**What is being asked**
Set down each entry exactly as given; pictures should not appear in the copy.
=-=-=
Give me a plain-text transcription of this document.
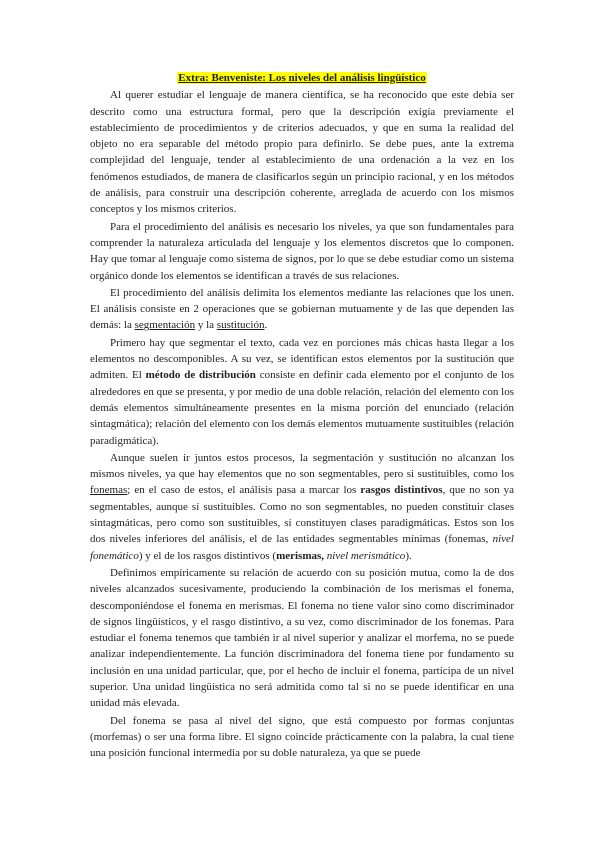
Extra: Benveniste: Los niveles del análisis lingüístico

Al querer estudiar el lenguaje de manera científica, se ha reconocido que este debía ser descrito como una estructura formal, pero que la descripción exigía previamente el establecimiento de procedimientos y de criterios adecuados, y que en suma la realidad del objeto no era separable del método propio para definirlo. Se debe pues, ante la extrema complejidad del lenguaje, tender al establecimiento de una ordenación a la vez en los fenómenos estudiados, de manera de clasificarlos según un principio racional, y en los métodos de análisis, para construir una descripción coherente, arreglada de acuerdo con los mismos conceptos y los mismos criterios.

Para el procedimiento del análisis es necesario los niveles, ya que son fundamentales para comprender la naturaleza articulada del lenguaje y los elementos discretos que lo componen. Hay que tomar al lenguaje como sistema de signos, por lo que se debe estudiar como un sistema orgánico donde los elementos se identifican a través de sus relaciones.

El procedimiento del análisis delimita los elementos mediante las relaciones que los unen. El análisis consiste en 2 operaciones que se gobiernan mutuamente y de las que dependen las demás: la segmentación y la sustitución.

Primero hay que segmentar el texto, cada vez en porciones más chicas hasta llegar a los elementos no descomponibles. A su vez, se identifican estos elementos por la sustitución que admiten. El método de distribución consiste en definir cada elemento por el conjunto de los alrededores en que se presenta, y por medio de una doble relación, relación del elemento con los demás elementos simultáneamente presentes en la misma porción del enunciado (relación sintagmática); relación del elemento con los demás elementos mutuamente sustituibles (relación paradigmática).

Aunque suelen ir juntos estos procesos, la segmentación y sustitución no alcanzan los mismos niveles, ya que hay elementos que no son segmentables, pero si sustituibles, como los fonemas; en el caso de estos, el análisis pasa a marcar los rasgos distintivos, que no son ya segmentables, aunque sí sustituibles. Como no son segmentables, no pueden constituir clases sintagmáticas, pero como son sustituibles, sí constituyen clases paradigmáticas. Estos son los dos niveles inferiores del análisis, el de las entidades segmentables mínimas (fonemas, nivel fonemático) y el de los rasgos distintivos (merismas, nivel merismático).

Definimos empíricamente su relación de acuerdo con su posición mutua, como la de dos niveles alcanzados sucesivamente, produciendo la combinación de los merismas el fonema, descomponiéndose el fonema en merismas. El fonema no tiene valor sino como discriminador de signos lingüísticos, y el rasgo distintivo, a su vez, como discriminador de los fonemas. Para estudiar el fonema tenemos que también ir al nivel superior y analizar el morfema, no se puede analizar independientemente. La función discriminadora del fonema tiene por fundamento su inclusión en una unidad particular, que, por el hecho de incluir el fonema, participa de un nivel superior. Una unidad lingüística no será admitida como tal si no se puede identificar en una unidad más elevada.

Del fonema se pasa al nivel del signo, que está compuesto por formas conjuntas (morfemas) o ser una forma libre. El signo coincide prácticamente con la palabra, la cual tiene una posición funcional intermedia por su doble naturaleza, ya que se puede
=-=-=
**Worked answer**
Give me a plain-text transcription of this document.
Extra: Benveniste: Los niveles del análisis lingüístico

Al querer estudiar el lenguaje de manera científica, se ha reconocido que este debía ser descrito como una estructura formal, pero que la descripción exigía previamente el establecimiento de procedimientos y de criterios adecuados, y que en suma la realidad del objeto no era separable del método propio para definirlo. Se debe pues, ante la extrema complejidad del lenguaje, tender al establecimiento de una ordenación a la vez en los fenómenos estudiados, de manera de clasificarlos según un principio racional, y en los métodos de análisis, para construir una descripción coherente, arreglada de acuerdo con los mismos conceptos y los mismos criterios.

Para el procedimiento del análisis es necesario los niveles, ya que son fundamentales para comprender la naturaleza articulada del lenguaje y los elementos discretos que lo componen. Hay que tomar al lenguaje como sistema de signos, por lo que se debe estudiar como un sistema orgánico donde los elementos se identifican a través de sus relaciones.

El procedimiento del análisis delimita los elementos mediante las relaciones que los unen. El análisis consiste en 2 operaciones que se gobiernan mutuamente y de las que dependen las demás: la segmentación y la sustitución.

Primero hay que segmentar el texto, cada vez en porciones más chicas hasta llegar a los elementos no descomponibles. A su vez, se identifican estos elementos por la sustitución que admiten. El método de distribución consiste en definir cada elemento por el conjunto de los alrededores en que se presenta, y por medio de una doble relación, relación del elemento con los demás elementos simultáneamente presentes en la misma porción del enunciado (relación sintagmática); relación del elemento con los demás elementos mutuamente sustituibles (relación paradigmática).

Aunque suelen ir juntos estos procesos, la segmentación y sustitución no alcanzan los mismos niveles, ya que hay elementos que no son segmentables, pero si sustituibles, como los fonemas; en el caso de estos, el análisis pasa a marcar los rasgos distintivos, que no son ya segmentables, aunque sí sustituibles. Como no son segmentables, no pueden constituir clases sintagmáticas, pero como son sustituibles, sí constituyen clases paradigmáticas. Estos son los dos niveles inferiores del análisis, el de las entidades segmentables mínimas (fonemas, nivel fonemático) y el de los rasgos distintivos (merismas, nivel merismático).

Definimos empíricamente su relación de acuerdo con su posición mutua, como la de dos niveles alcanzados sucesivamente, produciendo la combinación de los merismas el fonema, descomponiéndose el fonema en merismas. El fonema no tiene valor sino como discriminador de signos lingüísticos, y el rasgo distintivo, a su vez, como discriminador de los fonemas. Para estudiar el fonema tenemos que también ir al nivel superior y analizar el morfema, no se puede analizar independientemente. La función discriminadora del fonema tiene por fundamento su inclusión en una unidad particular, que, por el hecho de incluir el fonema, participa de un nivel superior. Una unidad lingüística no será admitida como tal si no se puede identificar en una unidad más elevada.

Del fonema se pasa al nivel del signo, que está compuesto por formas conjuntas (morfemas) o ser una forma libre. El signo coincide prácticamente con la palabra, la cual tiene una posición funcional intermedia por su doble naturaleza, ya que se puede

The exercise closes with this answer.